Raw records:
▬▬▬▬▬▬

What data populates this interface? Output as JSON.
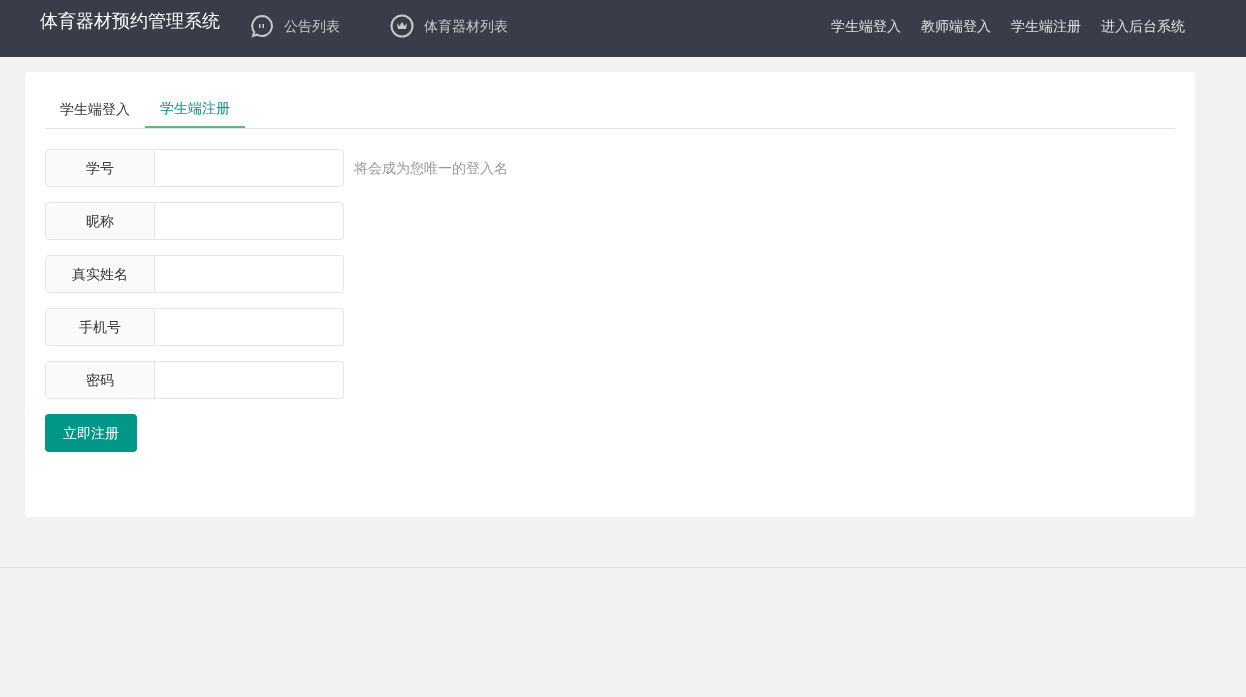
{
  "header": {
    "title": "体育器材预约管理系统",
    "nav": [
      {
        "label": "公告列表",
        "kind": "chat"
      },
      {
        "label": "体育器材列表",
        "kind": "crown"
      }
    ],
    "links": [
      "学生端登入",
      "教师端登入",
      "学生端注册",
      "进入后台系统"
    ]
  },
  "tabs": [
    {
      "label": "学生端登入",
      "selected": false
    },
    {
      "label": "学生端注册",
      "selected": true
    }
  ],
  "fields": [
    {
      "label": "学号",
      "hint": "将会成为您唯一的登入名"
    },
    {
      "label": "昵称"
    },
    {
      "label": "真实姓名"
    },
    {
      "label": "手机号"
    },
    {
      "label": "密码"
    }
  ],
  "submit": "立即注册"
}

▬▬▬▬▬▬

Written instruction: From the material above, copy everything exactly but the pictures.

Exercise response:
What data populates this interface? Output as JSON.
{
  "header": {
    "title": "体育器材预约管理系统",
    "nav": [
      {
        "label": "公告列表",
        "kind": "chat"
      },
      {
        "label": "体育器材列表",
        "kind": "crown"
      }
    ],
    "links": [
      "学生端登入",
      "教师端登入",
      "学生端注册",
      "进入后台系统"
    ]
  },
  "tabs": [
    {
      "label": "学生端登入",
      "selected": false
    },
    {
      "label": "学生端注册",
      "selected": true
    }
  ],
  "fields": [
    {
      "label": "学号",
      "hint": "将会成为您唯一的登入名"
    },
    {
      "label": "昵称"
    },
    {
      "label": "真实姓名"
    },
    {
      "label": "手机号"
    },
    {
      "label": "密码"
    }
  ],
  "submit": "立即注册"
}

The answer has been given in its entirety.